*Your objective*:
Tally each line where the word "loin" occurs, then give only the total.
<<<<
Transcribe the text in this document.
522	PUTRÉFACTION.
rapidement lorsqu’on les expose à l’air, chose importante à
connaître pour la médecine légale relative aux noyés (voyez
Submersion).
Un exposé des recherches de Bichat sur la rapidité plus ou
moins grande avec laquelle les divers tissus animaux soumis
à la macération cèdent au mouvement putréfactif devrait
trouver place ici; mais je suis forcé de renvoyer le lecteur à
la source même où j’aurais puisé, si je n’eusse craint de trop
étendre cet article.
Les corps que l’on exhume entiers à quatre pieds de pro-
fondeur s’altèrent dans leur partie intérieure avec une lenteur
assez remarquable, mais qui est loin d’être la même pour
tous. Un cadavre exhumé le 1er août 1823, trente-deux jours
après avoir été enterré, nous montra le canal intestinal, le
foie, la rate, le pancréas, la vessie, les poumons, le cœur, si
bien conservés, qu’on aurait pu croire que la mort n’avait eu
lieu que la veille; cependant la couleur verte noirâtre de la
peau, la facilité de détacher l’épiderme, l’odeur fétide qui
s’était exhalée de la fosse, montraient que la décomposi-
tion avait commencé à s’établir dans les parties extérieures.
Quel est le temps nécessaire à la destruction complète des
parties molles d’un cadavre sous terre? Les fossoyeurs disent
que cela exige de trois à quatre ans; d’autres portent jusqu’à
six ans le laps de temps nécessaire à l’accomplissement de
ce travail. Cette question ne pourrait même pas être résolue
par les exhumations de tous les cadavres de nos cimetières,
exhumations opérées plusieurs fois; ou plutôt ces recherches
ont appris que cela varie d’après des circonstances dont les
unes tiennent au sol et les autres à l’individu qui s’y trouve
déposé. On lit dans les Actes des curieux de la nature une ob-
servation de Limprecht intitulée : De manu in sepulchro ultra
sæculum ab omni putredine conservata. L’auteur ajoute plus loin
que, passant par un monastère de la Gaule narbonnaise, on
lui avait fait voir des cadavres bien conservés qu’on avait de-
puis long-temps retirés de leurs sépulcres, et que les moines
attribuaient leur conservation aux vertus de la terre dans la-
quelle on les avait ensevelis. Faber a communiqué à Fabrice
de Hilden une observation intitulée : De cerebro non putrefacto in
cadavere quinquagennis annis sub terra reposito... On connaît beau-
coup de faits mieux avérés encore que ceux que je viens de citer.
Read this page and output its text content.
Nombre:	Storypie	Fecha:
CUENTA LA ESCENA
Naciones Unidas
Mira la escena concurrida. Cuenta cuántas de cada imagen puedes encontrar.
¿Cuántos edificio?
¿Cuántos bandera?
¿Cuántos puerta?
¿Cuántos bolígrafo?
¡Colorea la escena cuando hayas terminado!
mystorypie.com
>>>>
<<<<
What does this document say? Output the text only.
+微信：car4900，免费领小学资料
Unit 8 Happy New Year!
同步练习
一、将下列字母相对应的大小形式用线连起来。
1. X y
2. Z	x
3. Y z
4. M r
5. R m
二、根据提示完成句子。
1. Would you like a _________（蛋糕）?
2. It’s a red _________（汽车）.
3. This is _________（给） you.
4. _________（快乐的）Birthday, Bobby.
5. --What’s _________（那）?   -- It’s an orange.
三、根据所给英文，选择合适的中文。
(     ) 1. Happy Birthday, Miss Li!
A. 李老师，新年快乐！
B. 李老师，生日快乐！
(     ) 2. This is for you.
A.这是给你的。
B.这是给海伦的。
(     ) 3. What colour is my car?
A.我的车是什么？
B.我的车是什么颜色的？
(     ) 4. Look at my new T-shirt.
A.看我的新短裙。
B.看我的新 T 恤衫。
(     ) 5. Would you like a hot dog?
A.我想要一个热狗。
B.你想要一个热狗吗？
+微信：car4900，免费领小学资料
>>>>
*Full output*:
2